[Begin]

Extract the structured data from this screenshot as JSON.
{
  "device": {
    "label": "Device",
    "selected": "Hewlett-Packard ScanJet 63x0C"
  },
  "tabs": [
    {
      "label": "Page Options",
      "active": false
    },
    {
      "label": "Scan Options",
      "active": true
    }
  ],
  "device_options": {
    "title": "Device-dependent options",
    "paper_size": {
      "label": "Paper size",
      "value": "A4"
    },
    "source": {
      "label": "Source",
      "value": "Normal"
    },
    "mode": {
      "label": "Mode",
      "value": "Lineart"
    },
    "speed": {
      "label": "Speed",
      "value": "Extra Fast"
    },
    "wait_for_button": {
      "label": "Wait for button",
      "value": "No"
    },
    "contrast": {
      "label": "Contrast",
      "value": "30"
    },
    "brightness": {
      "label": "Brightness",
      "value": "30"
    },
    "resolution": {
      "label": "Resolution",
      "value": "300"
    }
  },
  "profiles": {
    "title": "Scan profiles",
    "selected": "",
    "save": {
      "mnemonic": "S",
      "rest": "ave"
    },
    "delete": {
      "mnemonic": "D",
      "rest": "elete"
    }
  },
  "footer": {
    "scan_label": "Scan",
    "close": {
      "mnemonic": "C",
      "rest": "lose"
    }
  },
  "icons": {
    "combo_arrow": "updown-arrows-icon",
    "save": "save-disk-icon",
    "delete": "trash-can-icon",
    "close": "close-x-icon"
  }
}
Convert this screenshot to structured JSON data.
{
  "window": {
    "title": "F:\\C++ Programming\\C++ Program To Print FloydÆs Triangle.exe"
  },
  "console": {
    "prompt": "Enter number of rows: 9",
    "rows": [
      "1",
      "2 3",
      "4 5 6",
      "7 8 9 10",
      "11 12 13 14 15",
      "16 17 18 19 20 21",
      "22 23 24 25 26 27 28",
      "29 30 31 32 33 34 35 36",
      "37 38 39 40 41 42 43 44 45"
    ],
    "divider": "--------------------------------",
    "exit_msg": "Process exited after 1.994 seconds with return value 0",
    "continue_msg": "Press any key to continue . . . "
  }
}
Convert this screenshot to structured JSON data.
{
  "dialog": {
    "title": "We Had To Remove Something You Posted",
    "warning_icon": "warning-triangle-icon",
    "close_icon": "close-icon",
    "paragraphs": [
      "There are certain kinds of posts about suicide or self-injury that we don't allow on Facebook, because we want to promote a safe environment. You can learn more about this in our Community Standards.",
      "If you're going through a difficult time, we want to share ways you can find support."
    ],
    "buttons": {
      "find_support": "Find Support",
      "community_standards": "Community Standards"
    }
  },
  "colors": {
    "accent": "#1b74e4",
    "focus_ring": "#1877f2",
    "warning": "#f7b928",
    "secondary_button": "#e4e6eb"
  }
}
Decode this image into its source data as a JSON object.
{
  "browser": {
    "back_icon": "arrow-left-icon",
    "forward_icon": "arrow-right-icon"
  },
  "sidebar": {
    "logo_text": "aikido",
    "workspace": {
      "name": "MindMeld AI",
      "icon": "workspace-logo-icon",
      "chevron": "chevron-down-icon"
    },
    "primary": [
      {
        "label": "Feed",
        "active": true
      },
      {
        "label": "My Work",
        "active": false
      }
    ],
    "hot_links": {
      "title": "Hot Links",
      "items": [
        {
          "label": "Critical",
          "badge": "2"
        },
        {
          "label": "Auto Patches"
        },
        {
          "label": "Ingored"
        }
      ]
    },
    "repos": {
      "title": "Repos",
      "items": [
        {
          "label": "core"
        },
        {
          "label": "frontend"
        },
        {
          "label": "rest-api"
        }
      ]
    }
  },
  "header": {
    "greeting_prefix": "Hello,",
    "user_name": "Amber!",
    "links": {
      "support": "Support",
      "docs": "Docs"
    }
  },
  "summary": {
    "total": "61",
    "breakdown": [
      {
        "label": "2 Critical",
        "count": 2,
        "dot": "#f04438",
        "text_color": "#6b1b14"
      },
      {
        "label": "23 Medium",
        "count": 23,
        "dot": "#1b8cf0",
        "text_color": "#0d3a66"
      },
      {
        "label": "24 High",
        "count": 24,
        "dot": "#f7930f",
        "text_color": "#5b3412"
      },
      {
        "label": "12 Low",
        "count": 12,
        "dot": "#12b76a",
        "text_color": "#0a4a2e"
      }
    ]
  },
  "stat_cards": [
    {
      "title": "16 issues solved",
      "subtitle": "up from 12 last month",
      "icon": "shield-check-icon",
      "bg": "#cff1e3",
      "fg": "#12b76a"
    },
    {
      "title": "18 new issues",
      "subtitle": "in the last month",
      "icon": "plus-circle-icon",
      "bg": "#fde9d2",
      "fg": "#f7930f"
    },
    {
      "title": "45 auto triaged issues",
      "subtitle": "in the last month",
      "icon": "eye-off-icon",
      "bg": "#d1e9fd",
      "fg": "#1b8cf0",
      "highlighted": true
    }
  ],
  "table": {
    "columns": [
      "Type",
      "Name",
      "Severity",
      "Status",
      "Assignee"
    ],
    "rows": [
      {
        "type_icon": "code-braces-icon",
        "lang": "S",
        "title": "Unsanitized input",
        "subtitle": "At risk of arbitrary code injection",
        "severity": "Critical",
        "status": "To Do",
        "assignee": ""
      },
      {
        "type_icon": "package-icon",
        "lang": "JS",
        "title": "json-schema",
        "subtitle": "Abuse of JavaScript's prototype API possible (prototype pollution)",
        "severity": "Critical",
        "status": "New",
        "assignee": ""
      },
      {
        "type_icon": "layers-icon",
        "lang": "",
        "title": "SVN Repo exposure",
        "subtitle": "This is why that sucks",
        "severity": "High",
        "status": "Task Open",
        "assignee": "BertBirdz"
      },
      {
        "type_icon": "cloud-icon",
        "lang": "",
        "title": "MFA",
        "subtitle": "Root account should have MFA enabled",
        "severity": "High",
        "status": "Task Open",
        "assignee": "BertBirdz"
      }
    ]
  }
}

[End]

* _DIRECTIONS_
Search the lines for "data". Copy each line that has it.

* _RESULT OF THE EXERCISE_
Extract the structured data from this screenshot as JSON.
Convert this screenshot to structured JSON data.
Convert this screenshot to structured JSON data.
Decode this image into its source data as a JSON object.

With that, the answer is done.